§ EXERCISE TASK
Reproduce every line in the listing that contains the word "values".

§ EXTRACTED DATA
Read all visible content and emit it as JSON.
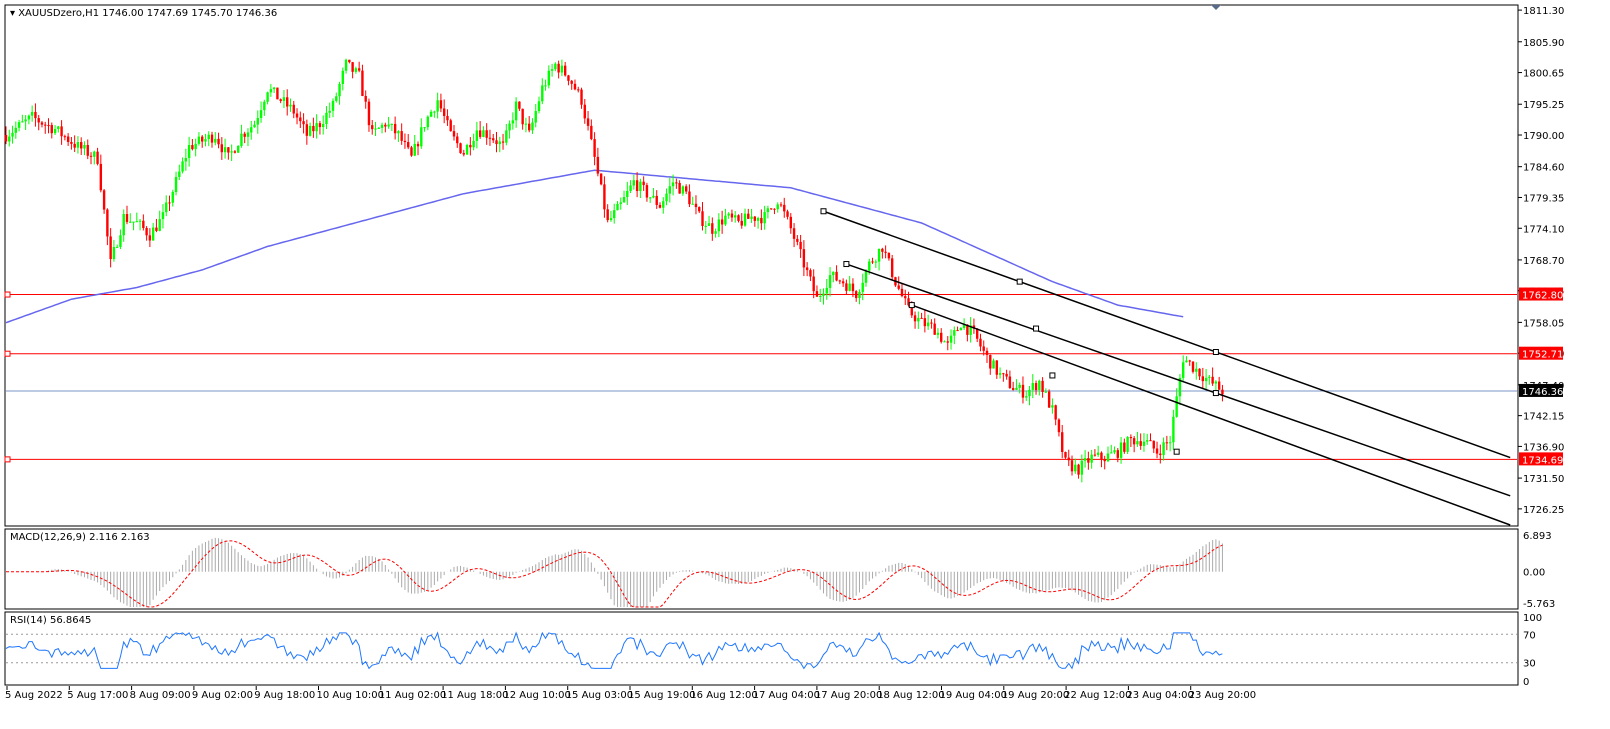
{
  "header": {
    "symbol": "XAUUSDzero,H1",
    "ohlc": "1746.00 1747.69 1745.70 1746.36"
  },
  "chart_data": {
    "type": "candlestick",
    "symbol": "XAUUSDzero",
    "timeframe": "H1",
    "price_axis": {
      "range": [
        1723.5,
        1812
      ],
      "ticks": [
        "1811.30",
        "1805.90",
        "1800.65",
        "1795.25",
        "1790.00",
        "1784.60",
        "1779.35",
        "1774.10",
        "1768.70",
        "1763.45",
        "1758.05",
        "1752.80",
        "1747.40",
        "1742.15",
        "1736.90",
        "1731.50",
        "1726.25"
      ]
    },
    "time_axis": {
      "ticks": [
        "5 Aug 2022",
        "5 Aug 17:00",
        "8 Aug 09:00",
        "9 Aug 02:00",
        "9 Aug 18:00",
        "10 Aug 10:00",
        "11 Aug 02:00",
        "11 Aug 18:00",
        "12 Aug 10:00",
        "15 Aug 03:00",
        "15 Aug 19:00",
        "16 Aug 12:00",
        "17 Aug 04:00",
        "17 Aug 20:00",
        "18 Aug 12:00",
        "19 Aug 04:00",
        "19 Aug 20:00",
        "22 Aug 12:00",
        "23 Aug 04:00",
        "23 Aug 20:00"
      ]
    },
    "current_price": {
      "value": 1746.36,
      "label": "1746.36",
      "color": "#1e3a8a"
    },
    "horizontal_levels": [
      {
        "value": 1762.8,
        "label": "1762.80",
        "color": "#ff0000"
      },
      {
        "value": 1752.71,
        "label": "1752.71",
        "color": "#ff0000"
      },
      {
        "value": 1734.69,
        "label": "1734.69",
        "color": "#ff0000"
      }
    ],
    "candle_colors": {
      "up": "#00ff00",
      "down": "#ff0000"
    },
    "price_path": [
      [
        0,
        1790
      ],
      [
        8,
        1793
      ],
      [
        15,
        1791
      ],
      [
        22,
        1788
      ],
      [
        28,
        1786
      ],
      [
        32,
        1768
      ],
      [
        36,
        1776
      ],
      [
        40,
        1775
      ],
      [
        44,
        1773
      ],
      [
        48,
        1776
      ],
      [
        52,
        1782
      ],
      [
        56,
        1788
      ],
      [
        60,
        1789
      ],
      [
        64,
        1790
      ],
      [
        68,
        1786
      ],
      [
        72,
        1790
      ],
      [
        76,
        1792
      ],
      [
        80,
        1798
      ],
      [
        84,
        1796
      ],
      [
        88,
        1794
      ],
      [
        92,
        1790
      ],
      [
        96,
        1792
      ],
      [
        100,
        1795
      ],
      [
        104,
        1802
      ],
      [
        108,
        1800
      ],
      [
        112,
        1790
      ],
      [
        116,
        1792
      ],
      [
        120,
        1790
      ],
      [
        124,
        1786
      ],
      [
        128,
        1792
      ],
      [
        132,
        1796
      ],
      [
        136,
        1790
      ],
      [
        140,
        1787
      ],
      [
        144,
        1791
      ],
      [
        148,
        1790
      ],
      [
        152,
        1788
      ],
      [
        156,
        1795
      ],
      [
        160,
        1790
      ],
      [
        164,
        1798
      ],
      [
        168,
        1802
      ],
      [
        172,
        1800
      ],
      [
        176,
        1796
      ],
      [
        180,
        1786
      ],
      [
        184,
        1775
      ],
      [
        188,
        1778
      ],
      [
        192,
        1782
      ],
      [
        196,
        1780
      ],
      [
        200,
        1778
      ],
      [
        204,
        1782
      ],
      [
        208,
        1780
      ],
      [
        212,
        1776
      ],
      [
        216,
        1774
      ],
      [
        220,
        1776
      ],
      [
        224,
        1775
      ],
      [
        228,
        1776
      ],
      [
        232,
        1776
      ],
      [
        236,
        1779
      ],
      [
        240,
        1774
      ],
      [
        244,
        1768
      ],
      [
        248,
        1762
      ],
      [
        252,
        1766
      ],
      [
        256,
        1765
      ],
      [
        260,
        1763
      ],
      [
        264,
        1768
      ],
      [
        268,
        1771
      ],
      [
        272,
        1765
      ],
      [
        276,
        1760
      ],
      [
        280,
        1758
      ],
      [
        284,
        1757
      ],
      [
        288,
        1754
      ],
      [
        292,
        1758
      ],
      [
        296,
        1756
      ],
      [
        300,
        1752
      ],
      [
        304,
        1749
      ],
      [
        308,
        1747
      ],
      [
        312,
        1746
      ],
      [
        316,
        1748
      ],
      [
        320,
        1743
      ],
      [
        324,
        1734
      ],
      [
        328,
        1733
      ],
      [
        332,
        1735
      ],
      [
        336,
        1735
      ],
      [
        340,
        1736
      ],
      [
        344,
        1738
      ],
      [
        348,
        1738
      ],
      [
        352,
        1736
      ],
      [
        356,
        1738
      ],
      [
        360,
        1752
      ],
      [
        364,
        1750
      ],
      [
        368,
        1748
      ],
      [
        372,
        1746.36
      ]
    ],
    "ma_path": [
      [
        0,
        1758
      ],
      [
        20,
        1762
      ],
      [
        40,
        1764
      ],
      [
        60,
        1767
      ],
      [
        80,
        1771
      ],
      [
        100,
        1774
      ],
      [
        120,
        1777
      ],
      [
        140,
        1780
      ],
      [
        160,
        1782
      ],
      [
        180,
        1784
      ],
      [
        200,
        1783
      ],
      [
        220,
        1782
      ],
      [
        240,
        1781
      ],
      [
        260,
        1778
      ],
      [
        280,
        1775
      ],
      [
        300,
        1770
      ],
      [
        320,
        1765
      ],
      [
        340,
        1761
      ],
      [
        360,
        1759
      ]
    ],
    "ma_color": "#6666ee",
    "trendlines": [
      {
        "p1": [
          250,
          1777
        ],
        "p2": [
          370,
          1753
        ],
        "extend_to": 460
      },
      {
        "p1": [
          257,
          1768
        ],
        "p2": [
          370,
          1746
        ],
        "extend_to": 460
      },
      {
        "p1": [
          277,
          1761
        ],
        "p2": [
          370,
          1738
        ],
        "extend_to": 460
      }
    ],
    "trendline_anchors": [
      [
        250,
        1777
      ],
      [
        310,
        1765
      ],
      [
        315,
        1757
      ],
      [
        370,
        1753
      ],
      [
        257,
        1768
      ],
      [
        370,
        1746
      ],
      [
        277,
        1761
      ],
      [
        320,
        1749
      ],
      [
        358,
        1736
      ]
    ],
    "macd": {
      "label": "MACD(12,26,9) 2.116 2.163",
      "range": [
        -6.5,
        7.5
      ],
      "ticks": [
        "6.893",
        "0.00",
        "-5.763"
      ],
      "histogram_color": "#aaaaaa",
      "signal_color": "#ff0000"
    },
    "rsi": {
      "label": "RSI(14) 56.8645",
      "range": [
        0,
        100
      ],
      "ticks": [
        "100",
        "70",
        "30",
        "0"
      ],
      "levels": [
        70,
        30
      ],
      "color": "#1f77ff"
    }
  }
}
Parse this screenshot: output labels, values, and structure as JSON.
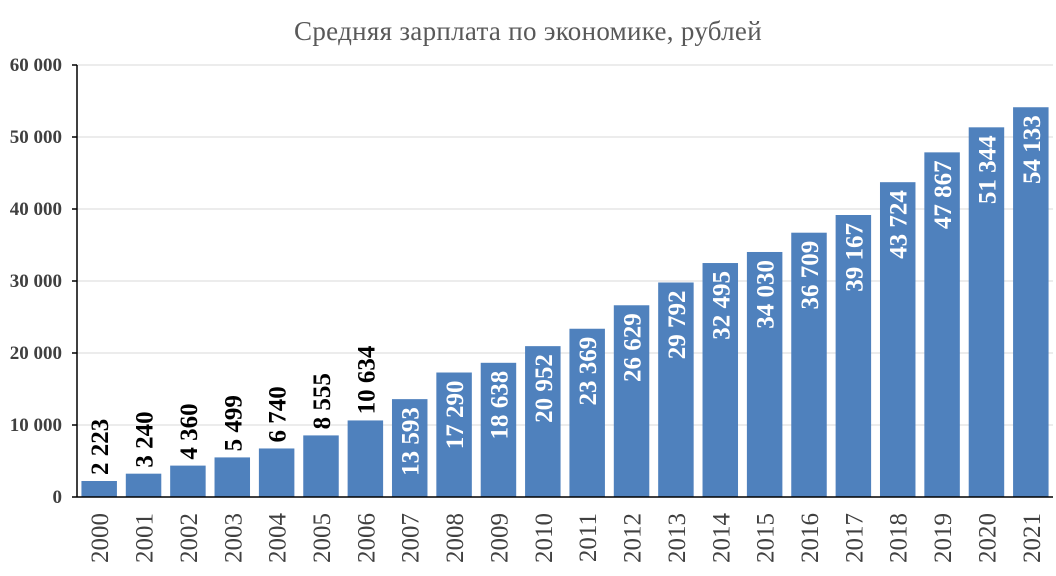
{
  "chart_data": {
    "type": "bar",
    "title": "Средняя зарплата  по экономике, рублей",
    "xlabel": "",
    "ylabel": "",
    "categories": [
      "2000",
      "2001",
      "2002",
      "2003",
      "2004",
      "2005",
      "2006",
      "2007",
      "2008",
      "2009",
      "2010",
      "2011",
      "2012",
      "2013",
      "2014",
      "2015",
      "2016",
      "2017",
      "2018",
      "2019",
      "2020",
      "2021"
    ],
    "values": [
      2223,
      3240,
      4360,
      5499,
      6740,
      8555,
      10634,
      13593,
      17290,
      18638,
      20952,
      23369,
      26629,
      29792,
      32495,
      34030,
      36709,
      39167,
      43724,
      47867,
      51344,
      54133
    ],
    "data_labels": [
      "2 223",
      "3 240",
      "4 360",
      "5 499",
      "6 740",
      "8 555",
      "10 634",
      "13 593",
      "17 290",
      "18 638",
      "20 952",
      "23 369",
      "26 629",
      "29 792",
      "32 495",
      "34 030",
      "36 709",
      "39 167",
      "43 724",
      "47 867",
      "51 344",
      "54 133"
    ],
    "ylim": [
      0,
      60000
    ],
    "yticks": [
      0,
      10000,
      20000,
      30000,
      40000,
      50000,
      60000
    ],
    "ytick_labels": [
      "0",
      "10 000",
      "20 000",
      "30 000",
      "40 000",
      "50 000",
      "60 000"
    ],
    "grid": true,
    "legend": "none",
    "colors": {
      "bar": "#4f81bd",
      "grid": "#d9d9d9",
      "axis": "#000000",
      "label_outside": "#000000",
      "label_inside": "#ffffff",
      "title": "#595959"
    }
  }
}
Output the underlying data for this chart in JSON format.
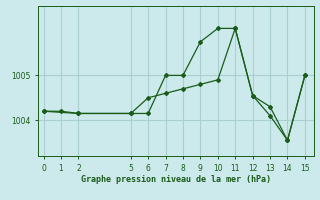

§ OUTPUT FOR THIS EXERCISE
Parse this screenshot: output labels, values, and structure as JSON.
    "values": [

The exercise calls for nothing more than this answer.